-- start Entries provided --
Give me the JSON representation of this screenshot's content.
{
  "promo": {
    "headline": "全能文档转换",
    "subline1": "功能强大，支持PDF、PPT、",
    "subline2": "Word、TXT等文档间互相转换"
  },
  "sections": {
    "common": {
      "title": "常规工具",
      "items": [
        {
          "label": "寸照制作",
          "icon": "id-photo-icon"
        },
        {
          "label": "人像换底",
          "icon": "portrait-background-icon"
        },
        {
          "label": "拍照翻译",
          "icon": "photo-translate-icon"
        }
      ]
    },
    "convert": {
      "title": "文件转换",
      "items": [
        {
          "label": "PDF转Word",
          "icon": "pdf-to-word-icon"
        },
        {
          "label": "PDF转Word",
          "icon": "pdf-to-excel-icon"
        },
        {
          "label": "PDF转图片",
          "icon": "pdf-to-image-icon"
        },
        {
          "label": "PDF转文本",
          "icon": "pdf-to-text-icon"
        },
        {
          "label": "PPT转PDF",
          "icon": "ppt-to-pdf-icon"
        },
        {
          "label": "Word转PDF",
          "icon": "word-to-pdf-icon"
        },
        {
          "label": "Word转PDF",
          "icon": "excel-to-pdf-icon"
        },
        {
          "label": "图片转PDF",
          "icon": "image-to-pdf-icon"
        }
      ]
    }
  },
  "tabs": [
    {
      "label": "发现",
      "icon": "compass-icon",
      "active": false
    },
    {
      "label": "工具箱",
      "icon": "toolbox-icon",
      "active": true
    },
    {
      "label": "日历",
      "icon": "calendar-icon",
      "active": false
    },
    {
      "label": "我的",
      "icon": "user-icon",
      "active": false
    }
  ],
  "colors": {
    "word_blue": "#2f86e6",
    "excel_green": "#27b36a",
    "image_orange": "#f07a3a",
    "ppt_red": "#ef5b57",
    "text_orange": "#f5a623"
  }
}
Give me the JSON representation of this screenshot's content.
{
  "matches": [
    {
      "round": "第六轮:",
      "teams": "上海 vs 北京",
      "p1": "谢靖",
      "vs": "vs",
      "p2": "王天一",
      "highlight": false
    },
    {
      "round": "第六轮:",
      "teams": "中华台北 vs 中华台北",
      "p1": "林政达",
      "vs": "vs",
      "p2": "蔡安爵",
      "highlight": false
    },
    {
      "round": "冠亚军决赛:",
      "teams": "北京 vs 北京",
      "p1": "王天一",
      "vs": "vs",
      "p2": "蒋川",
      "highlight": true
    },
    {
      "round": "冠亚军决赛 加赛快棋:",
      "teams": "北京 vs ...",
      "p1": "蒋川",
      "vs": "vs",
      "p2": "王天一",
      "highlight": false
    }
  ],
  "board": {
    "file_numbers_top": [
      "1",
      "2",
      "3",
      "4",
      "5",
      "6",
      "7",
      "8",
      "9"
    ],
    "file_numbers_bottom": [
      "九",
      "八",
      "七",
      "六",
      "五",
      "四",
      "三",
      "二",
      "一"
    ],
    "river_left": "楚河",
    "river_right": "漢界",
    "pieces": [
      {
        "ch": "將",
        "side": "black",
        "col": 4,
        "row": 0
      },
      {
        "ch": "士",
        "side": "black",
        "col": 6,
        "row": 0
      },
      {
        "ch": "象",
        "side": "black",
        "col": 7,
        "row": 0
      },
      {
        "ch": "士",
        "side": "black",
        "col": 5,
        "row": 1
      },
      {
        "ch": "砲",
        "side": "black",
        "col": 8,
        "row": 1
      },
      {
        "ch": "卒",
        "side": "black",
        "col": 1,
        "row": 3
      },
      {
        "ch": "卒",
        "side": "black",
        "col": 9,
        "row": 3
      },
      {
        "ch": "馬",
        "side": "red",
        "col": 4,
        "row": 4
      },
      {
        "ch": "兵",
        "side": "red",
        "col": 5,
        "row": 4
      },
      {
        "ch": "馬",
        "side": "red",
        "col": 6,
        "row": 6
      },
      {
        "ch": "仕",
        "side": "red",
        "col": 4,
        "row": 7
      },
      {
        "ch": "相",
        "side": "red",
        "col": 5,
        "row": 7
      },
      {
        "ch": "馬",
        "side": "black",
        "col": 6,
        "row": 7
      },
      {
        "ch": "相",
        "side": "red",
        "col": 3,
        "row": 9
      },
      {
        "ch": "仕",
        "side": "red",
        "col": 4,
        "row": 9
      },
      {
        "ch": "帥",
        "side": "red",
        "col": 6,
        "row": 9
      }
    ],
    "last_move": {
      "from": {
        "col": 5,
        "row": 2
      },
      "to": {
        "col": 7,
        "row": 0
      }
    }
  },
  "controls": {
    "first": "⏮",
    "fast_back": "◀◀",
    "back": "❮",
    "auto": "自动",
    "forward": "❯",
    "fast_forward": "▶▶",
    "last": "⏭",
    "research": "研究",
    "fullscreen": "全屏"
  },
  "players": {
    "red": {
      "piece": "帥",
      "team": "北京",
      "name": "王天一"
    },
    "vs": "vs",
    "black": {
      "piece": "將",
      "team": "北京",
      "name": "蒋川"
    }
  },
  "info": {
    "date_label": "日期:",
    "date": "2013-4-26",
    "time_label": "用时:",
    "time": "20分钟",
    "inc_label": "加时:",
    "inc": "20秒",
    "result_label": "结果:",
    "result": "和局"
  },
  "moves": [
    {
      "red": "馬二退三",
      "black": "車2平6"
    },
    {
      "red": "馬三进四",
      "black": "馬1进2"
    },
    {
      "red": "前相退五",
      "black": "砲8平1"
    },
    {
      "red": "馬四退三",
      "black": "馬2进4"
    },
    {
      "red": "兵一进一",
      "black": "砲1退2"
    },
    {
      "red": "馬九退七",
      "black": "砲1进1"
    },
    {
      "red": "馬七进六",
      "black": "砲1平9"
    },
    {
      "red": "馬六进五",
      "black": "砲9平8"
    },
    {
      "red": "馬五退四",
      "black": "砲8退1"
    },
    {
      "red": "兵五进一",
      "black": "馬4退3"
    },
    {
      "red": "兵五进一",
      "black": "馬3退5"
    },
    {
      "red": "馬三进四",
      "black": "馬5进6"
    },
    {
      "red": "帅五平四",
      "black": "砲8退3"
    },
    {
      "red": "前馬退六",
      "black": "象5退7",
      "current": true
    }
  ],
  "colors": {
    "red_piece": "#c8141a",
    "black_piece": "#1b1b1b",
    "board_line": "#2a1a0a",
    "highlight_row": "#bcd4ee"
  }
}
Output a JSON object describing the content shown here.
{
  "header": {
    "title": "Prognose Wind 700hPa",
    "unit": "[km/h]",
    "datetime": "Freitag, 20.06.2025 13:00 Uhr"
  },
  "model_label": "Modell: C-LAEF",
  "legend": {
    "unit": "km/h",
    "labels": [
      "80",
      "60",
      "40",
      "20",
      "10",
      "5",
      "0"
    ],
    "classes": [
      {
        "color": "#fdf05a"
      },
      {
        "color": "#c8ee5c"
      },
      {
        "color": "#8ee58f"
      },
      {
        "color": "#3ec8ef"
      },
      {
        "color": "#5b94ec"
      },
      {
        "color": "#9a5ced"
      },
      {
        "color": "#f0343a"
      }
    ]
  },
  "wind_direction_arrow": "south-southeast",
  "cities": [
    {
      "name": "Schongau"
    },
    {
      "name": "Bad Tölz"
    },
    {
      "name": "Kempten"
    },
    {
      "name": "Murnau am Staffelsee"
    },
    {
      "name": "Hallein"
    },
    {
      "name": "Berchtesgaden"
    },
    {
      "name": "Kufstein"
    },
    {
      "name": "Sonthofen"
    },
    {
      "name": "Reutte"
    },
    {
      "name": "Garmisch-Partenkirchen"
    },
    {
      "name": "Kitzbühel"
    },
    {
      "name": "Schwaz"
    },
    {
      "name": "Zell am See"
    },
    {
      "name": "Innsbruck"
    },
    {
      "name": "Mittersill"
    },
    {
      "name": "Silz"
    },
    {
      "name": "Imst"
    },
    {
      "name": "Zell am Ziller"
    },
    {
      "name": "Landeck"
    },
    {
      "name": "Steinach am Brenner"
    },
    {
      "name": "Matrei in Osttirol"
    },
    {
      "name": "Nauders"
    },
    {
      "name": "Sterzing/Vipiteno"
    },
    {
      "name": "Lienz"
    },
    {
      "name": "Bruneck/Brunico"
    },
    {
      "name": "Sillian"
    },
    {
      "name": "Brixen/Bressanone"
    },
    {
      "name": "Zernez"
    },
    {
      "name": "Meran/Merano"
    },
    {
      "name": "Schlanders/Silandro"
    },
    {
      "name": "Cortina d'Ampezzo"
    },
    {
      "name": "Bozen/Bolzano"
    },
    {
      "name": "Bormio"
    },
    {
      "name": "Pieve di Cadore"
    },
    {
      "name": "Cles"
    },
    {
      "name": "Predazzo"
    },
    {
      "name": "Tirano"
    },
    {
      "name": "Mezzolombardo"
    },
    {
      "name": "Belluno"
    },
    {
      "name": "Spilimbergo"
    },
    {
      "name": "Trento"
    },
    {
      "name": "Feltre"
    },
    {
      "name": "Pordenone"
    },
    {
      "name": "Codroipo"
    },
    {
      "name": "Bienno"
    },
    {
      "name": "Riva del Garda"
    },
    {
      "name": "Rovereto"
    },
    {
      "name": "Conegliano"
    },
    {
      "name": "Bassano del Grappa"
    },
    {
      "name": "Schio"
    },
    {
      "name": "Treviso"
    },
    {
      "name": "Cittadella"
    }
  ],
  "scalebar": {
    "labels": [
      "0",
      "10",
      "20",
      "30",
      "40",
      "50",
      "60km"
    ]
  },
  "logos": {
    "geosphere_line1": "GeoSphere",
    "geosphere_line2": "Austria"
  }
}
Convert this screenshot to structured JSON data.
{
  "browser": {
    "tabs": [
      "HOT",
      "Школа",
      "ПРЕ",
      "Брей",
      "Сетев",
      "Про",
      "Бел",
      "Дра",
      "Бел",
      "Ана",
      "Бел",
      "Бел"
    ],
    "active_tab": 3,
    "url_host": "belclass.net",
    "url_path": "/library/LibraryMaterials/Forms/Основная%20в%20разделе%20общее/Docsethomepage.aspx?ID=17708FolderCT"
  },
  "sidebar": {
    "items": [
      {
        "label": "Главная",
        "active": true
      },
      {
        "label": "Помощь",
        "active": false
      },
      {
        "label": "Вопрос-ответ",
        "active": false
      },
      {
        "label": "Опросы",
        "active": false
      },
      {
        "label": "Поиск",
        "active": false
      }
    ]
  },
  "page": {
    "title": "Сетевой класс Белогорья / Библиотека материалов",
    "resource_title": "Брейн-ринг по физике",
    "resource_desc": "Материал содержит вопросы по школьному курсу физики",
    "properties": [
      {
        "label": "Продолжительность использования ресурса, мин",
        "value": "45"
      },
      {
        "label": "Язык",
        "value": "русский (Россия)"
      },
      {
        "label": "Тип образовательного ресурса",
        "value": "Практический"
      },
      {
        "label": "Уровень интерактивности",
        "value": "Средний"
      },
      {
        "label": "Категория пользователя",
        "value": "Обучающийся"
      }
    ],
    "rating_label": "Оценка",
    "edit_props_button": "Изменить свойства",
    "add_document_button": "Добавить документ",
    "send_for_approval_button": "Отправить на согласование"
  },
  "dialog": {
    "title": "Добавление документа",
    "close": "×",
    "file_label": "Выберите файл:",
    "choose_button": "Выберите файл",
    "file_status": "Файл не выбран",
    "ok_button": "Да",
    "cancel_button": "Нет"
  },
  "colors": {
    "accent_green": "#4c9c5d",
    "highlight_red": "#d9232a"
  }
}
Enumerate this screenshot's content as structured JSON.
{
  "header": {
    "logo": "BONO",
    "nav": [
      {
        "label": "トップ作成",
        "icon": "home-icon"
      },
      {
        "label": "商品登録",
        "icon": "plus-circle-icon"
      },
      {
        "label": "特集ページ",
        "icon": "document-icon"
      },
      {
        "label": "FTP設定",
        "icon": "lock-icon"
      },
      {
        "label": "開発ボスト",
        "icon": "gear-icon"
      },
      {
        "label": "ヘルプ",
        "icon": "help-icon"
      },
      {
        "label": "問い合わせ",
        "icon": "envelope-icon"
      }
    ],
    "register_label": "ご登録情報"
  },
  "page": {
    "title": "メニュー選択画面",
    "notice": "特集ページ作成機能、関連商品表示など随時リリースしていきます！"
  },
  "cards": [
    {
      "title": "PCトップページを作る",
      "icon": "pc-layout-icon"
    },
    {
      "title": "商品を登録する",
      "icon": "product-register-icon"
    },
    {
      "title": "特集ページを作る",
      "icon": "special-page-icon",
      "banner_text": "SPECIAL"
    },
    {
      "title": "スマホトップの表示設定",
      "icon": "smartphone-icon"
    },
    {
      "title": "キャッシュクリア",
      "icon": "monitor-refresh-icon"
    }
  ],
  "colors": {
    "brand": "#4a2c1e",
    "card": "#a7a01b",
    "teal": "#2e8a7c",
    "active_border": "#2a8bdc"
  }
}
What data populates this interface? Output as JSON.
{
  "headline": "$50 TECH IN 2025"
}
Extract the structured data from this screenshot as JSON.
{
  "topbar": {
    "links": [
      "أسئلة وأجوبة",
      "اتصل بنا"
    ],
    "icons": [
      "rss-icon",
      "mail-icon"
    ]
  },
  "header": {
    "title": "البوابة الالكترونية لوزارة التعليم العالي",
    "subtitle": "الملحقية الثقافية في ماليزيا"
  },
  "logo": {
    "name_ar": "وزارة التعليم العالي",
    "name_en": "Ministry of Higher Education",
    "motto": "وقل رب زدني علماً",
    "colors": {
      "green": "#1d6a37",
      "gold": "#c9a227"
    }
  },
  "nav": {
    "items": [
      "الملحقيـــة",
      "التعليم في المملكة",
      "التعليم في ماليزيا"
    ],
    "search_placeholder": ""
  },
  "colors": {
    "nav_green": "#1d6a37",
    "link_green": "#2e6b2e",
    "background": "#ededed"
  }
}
-- end Entries provided --
What to do –
Return all lines containing "ресурса".

Answer to the problem –
        "label": "Продолжительность использования ресурса, мин",
        "label": "Тип образовательного ресурса",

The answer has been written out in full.